**DATA LINES:**
╔══
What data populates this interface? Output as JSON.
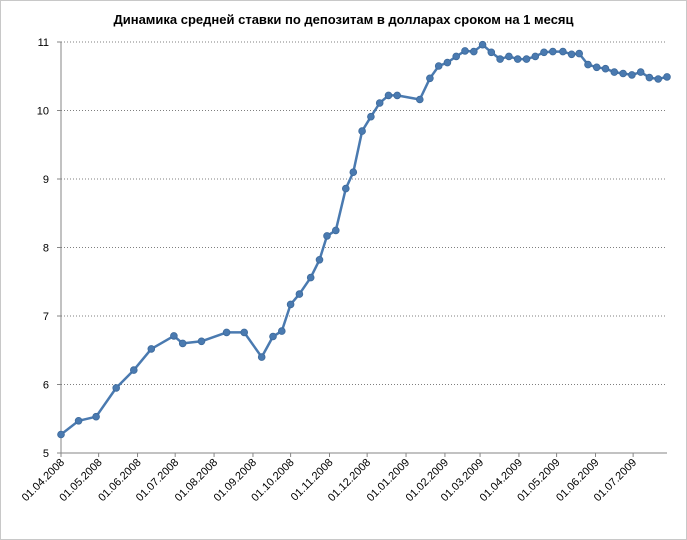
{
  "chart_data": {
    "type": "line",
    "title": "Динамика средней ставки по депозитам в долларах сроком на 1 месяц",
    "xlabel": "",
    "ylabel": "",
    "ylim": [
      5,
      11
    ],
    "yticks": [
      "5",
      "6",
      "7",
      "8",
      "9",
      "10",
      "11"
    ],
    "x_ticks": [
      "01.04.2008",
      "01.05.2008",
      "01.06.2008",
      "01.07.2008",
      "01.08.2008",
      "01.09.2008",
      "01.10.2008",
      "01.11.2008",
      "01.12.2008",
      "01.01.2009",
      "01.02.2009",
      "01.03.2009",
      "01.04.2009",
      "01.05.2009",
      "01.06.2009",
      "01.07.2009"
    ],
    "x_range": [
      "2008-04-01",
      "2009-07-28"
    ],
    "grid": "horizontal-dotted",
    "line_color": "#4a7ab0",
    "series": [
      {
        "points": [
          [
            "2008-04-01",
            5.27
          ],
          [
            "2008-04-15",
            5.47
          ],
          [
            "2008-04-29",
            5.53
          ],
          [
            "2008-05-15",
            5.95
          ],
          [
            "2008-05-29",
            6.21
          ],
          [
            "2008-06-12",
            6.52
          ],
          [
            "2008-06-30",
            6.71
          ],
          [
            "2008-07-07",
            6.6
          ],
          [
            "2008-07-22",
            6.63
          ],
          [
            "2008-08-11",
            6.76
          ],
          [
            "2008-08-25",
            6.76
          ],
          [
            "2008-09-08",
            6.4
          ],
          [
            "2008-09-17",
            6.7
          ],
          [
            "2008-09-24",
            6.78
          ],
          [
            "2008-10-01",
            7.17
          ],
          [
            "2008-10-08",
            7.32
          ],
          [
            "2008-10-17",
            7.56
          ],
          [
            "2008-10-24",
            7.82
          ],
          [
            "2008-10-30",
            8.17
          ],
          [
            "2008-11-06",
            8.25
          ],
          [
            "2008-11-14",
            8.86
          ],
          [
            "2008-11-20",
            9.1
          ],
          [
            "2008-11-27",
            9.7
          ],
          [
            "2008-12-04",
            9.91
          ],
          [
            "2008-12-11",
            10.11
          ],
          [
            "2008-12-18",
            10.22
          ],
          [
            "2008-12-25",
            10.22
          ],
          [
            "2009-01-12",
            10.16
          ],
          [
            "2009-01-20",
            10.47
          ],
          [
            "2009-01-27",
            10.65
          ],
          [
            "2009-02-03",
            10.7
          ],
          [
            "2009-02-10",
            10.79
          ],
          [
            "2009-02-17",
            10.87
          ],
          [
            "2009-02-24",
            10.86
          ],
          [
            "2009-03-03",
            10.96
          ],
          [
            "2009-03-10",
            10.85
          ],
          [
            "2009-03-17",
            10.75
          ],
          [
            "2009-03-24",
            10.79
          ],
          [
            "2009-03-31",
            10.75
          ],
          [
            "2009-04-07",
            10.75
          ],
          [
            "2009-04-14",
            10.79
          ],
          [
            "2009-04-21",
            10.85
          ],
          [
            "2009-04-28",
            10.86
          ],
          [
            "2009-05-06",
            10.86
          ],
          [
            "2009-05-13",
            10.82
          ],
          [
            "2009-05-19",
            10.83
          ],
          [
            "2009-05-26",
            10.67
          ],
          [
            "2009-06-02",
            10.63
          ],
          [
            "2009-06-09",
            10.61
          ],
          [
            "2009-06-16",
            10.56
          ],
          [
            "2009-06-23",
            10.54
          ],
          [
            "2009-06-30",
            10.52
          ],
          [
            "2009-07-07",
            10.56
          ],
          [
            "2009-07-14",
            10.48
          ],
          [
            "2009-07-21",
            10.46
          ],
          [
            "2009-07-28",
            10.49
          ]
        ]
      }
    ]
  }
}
╚══
╔══
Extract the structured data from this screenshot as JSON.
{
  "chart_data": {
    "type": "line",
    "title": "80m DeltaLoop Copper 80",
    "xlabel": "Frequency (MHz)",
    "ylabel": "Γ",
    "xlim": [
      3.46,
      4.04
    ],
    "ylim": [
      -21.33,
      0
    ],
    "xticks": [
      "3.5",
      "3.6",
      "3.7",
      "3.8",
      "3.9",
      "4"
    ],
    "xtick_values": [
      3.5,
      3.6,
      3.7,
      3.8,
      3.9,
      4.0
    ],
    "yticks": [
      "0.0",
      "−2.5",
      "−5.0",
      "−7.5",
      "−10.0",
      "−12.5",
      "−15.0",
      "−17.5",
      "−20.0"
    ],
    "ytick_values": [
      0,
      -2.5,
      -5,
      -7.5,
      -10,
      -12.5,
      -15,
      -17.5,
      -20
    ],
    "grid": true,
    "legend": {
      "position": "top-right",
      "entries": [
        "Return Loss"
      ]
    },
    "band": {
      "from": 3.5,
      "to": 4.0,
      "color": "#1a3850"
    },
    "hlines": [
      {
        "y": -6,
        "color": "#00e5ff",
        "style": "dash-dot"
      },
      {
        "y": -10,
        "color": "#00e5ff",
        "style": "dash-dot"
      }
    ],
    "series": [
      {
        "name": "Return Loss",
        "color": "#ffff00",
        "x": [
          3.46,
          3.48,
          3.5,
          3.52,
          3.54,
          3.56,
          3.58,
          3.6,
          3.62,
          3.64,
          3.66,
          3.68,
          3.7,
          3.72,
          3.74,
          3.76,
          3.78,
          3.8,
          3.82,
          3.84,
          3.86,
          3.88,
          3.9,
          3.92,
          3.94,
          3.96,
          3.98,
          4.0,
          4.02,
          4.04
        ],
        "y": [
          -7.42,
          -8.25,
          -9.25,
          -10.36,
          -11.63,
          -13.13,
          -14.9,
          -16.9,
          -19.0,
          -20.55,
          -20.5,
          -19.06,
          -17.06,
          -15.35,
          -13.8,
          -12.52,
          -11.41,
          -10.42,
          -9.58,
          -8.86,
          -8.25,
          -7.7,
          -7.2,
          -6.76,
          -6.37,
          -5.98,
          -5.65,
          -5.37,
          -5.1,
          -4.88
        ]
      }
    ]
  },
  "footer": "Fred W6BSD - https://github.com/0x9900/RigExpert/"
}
╚══
Extract each line holding the word "JSON" from the records.

What data populates this interface? Output as JSON.
Extract the structured data from this screenshot as JSON.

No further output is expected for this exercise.